→ AIM
Repeat all the records exactly, omitting pictures.

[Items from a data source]
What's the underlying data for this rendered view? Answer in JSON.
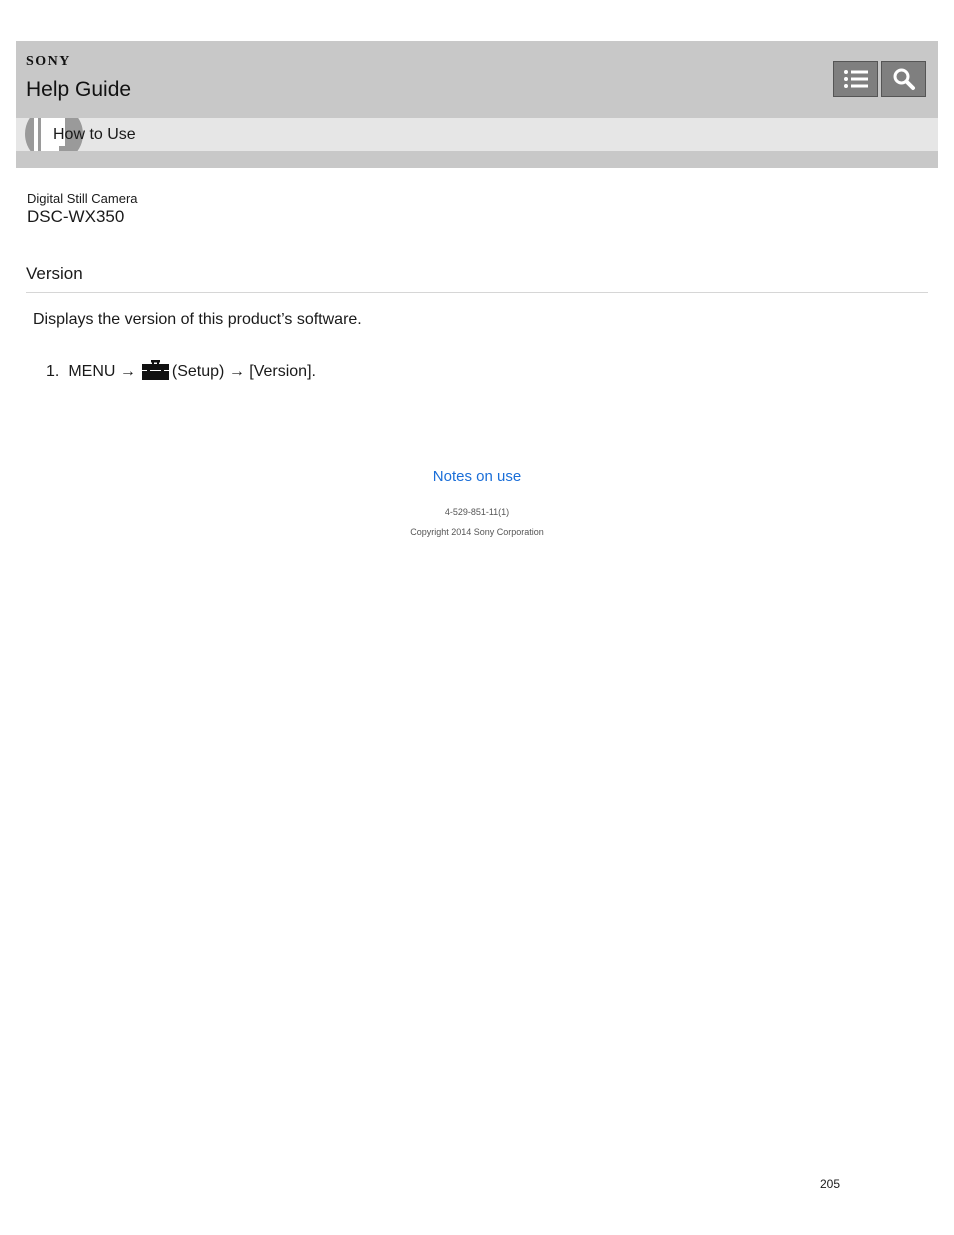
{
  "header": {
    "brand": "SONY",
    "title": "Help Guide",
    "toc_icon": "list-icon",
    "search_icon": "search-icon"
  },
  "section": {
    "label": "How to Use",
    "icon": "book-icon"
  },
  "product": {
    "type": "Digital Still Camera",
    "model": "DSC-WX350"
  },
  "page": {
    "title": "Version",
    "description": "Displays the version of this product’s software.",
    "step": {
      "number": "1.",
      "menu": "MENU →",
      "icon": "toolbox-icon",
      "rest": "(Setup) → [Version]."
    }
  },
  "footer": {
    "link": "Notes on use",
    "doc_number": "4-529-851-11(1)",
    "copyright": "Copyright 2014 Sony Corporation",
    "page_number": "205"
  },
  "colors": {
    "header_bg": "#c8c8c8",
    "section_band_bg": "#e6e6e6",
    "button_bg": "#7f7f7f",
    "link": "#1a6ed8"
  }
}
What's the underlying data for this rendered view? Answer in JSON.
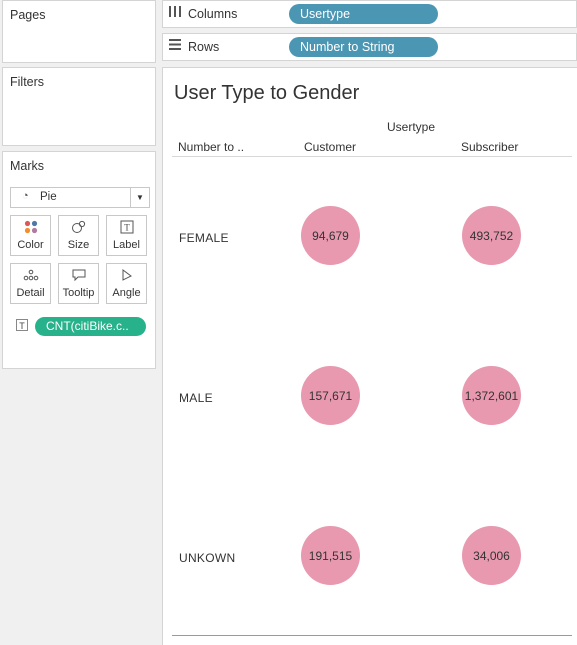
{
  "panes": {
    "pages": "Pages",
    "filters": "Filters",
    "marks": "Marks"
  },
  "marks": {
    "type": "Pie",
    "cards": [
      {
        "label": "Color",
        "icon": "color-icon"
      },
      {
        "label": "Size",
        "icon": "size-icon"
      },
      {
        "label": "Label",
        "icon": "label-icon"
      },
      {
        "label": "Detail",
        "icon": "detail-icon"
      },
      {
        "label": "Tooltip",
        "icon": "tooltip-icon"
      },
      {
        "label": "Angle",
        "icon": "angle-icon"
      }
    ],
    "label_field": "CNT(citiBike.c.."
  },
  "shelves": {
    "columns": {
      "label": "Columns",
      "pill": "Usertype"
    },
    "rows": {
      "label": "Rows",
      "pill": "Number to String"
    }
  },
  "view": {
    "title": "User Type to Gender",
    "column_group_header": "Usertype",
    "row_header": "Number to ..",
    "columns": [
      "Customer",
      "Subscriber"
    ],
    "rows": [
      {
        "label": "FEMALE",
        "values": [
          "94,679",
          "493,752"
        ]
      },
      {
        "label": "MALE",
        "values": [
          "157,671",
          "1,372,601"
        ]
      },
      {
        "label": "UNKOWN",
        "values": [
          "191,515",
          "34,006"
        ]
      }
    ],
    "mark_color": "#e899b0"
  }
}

→ TASK ANSWER
What's the underlying data for this rendered view? Answer in JSON.
{
  "header": {
    "brand": "SONY",
    "title": "Help Guide",
    "toc_icon": "list-icon",
    "search_icon": "search-icon"
  },
  "section": {
    "label": "How to Use",
    "icon": "book-icon"
  },
  "product": {
    "type": "Digital Still Camera",
    "model": "DSC-WX350"
  },
  "page": {
    "title": "Version",
    "description": "Displays the version of this product’s software.",
    "step": {
      "number": "1.",
      "menu": "MENU →",
      "icon": "toolbox-icon",
      "rest": "(Setup) → [Version]."
    }
  },
  "footer": {
    "link": "Notes on use",
    "doc_number": "4-529-851-11(1)",
    "copyright": "Copyright 2014 Sony Corporation",
    "page_number": "205"
  },
  "colors": {
    "header_bg": "#c8c8c8",
    "section_band_bg": "#e6e6e6",
    "button_bg": "#7f7f7f",
    "link": "#1a6ed8"
  }
}
What's the underlying data for this rendered view? Answer in JSON.
{
  "panes": {
    "pages": "Pages",
    "filters": "Filters",
    "marks": "Marks"
  },
  "marks": {
    "type": "Pie",
    "cards": [
      {
        "label": "Color",
        "icon": "color-icon"
      },
      {
        "label": "Size",
        "icon": "size-icon"
      },
      {
        "label": "Label",
        "icon": "label-icon"
      },
      {
        "label": "Detail",
        "icon": "detail-icon"
      },
      {
        "label": "Tooltip",
        "icon": "tooltip-icon"
      },
      {
        "label": "Angle",
        "icon": "angle-icon"
      }
    ],
    "label_field": "CNT(citiBike.c.."
  },
  "shelves": {
    "columns": {
      "label": "Columns",
      "pill": "Usertype"
    },
    "rows": {
      "label": "Rows",
      "pill": "Number to String"
    }
  },
  "view": {
    "title": "User Type to Gender",
    "column_group_header": "Usertype",
    "row_header": "Number to ..",
    "columns": [
      "Customer",
      "Subscriber"
    ],
    "rows": [
      {
        "label": "FEMALE",
        "values": [
          "94,679",
          "493,752"
        ]
      },
      {
        "label": "MALE",
        "values": [
          "157,671",
          "1,372,601"
        ]
      },
      {
        "label": "UNKOWN",
        "values": [
          "191,515",
          "34,006"
        ]
      }
    ],
    "mark_color": "#e899b0"
  }
}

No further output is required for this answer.